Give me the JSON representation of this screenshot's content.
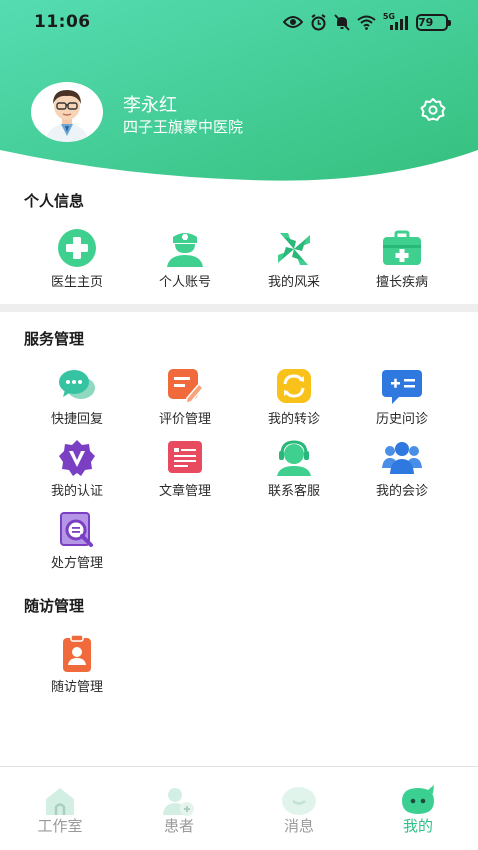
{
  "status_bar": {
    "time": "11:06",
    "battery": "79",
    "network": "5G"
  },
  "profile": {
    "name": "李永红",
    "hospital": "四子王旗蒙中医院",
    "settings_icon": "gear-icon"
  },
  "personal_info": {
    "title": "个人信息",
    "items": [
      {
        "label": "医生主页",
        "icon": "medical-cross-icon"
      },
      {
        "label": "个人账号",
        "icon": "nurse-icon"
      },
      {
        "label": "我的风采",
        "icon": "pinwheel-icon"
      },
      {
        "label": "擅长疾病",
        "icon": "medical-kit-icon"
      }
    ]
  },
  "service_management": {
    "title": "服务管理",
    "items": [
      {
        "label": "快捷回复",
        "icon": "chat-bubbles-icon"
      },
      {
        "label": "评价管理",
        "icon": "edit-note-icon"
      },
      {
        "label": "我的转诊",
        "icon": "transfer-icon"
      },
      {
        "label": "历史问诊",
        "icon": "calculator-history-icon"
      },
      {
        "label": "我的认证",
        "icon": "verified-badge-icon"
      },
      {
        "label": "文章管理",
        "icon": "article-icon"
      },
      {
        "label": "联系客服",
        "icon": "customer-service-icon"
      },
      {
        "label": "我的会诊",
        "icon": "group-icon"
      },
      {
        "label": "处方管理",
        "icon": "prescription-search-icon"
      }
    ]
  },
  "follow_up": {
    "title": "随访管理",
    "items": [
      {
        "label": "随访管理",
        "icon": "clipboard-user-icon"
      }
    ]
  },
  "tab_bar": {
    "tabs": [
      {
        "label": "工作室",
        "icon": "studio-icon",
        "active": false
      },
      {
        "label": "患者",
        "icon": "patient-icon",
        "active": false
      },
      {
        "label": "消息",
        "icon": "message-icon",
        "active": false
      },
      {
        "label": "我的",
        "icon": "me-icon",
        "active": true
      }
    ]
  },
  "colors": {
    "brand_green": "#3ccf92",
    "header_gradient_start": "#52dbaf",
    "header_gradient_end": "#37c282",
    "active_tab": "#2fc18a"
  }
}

===

**PROMPT:** Copy out every line from the material above in which the word "medical" appears.

**FINISHED ANSWER:**
        "icon": "medical-cross-icon"
        "icon": "medical-kit-icon"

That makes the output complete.